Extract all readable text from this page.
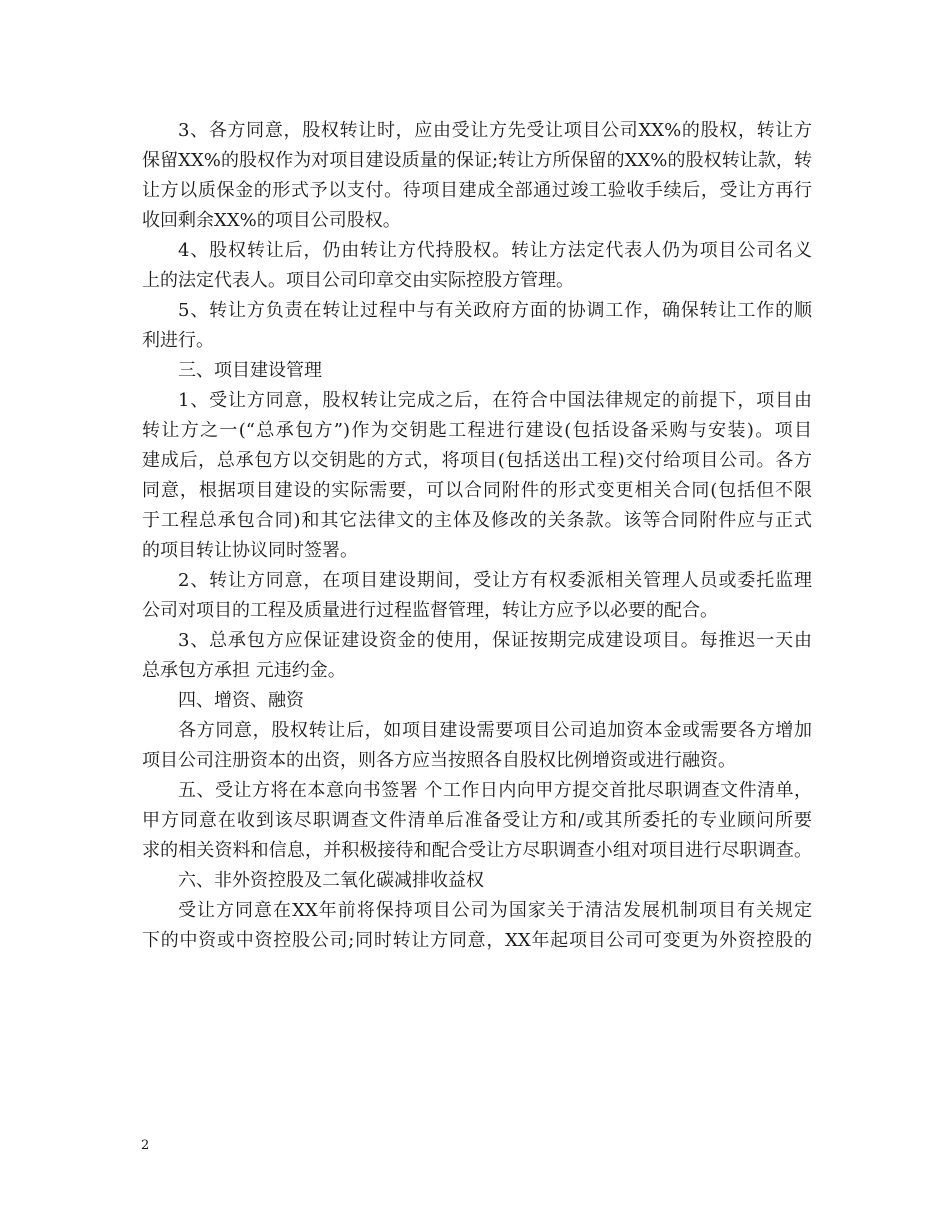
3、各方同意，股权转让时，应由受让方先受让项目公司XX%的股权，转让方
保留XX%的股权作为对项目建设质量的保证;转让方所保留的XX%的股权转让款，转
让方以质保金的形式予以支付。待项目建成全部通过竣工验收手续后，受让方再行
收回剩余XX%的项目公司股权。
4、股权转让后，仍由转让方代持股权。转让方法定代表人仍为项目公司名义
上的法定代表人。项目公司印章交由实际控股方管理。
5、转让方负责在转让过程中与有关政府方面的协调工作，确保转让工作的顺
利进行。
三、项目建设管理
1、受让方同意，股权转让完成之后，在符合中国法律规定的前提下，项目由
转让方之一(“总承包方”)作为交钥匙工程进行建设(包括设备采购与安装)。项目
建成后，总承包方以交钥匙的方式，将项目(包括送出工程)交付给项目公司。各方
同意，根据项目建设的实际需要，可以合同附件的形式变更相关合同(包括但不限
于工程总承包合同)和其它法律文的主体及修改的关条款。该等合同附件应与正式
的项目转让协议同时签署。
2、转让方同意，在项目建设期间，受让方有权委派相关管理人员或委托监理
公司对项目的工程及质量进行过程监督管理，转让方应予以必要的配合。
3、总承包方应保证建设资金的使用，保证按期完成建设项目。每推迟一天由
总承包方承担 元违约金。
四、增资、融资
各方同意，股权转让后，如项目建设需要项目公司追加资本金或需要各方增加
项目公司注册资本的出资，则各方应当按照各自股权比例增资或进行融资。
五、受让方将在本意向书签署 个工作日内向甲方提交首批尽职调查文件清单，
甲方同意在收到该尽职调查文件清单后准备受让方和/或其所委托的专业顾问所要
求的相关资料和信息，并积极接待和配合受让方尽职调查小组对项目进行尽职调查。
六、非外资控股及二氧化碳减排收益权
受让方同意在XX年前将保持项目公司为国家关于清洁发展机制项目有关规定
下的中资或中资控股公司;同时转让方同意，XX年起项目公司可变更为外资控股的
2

---------------

Task requirements
Go through the data and gather every line that holds "股权转让后".

Response to this exercise
4、股权转让后，仍由转让方代持股权。转让方法定代表人仍为项目公司名义
各方同意，股权转让后，如项目建设需要项目公司追加资本金或需要各方增加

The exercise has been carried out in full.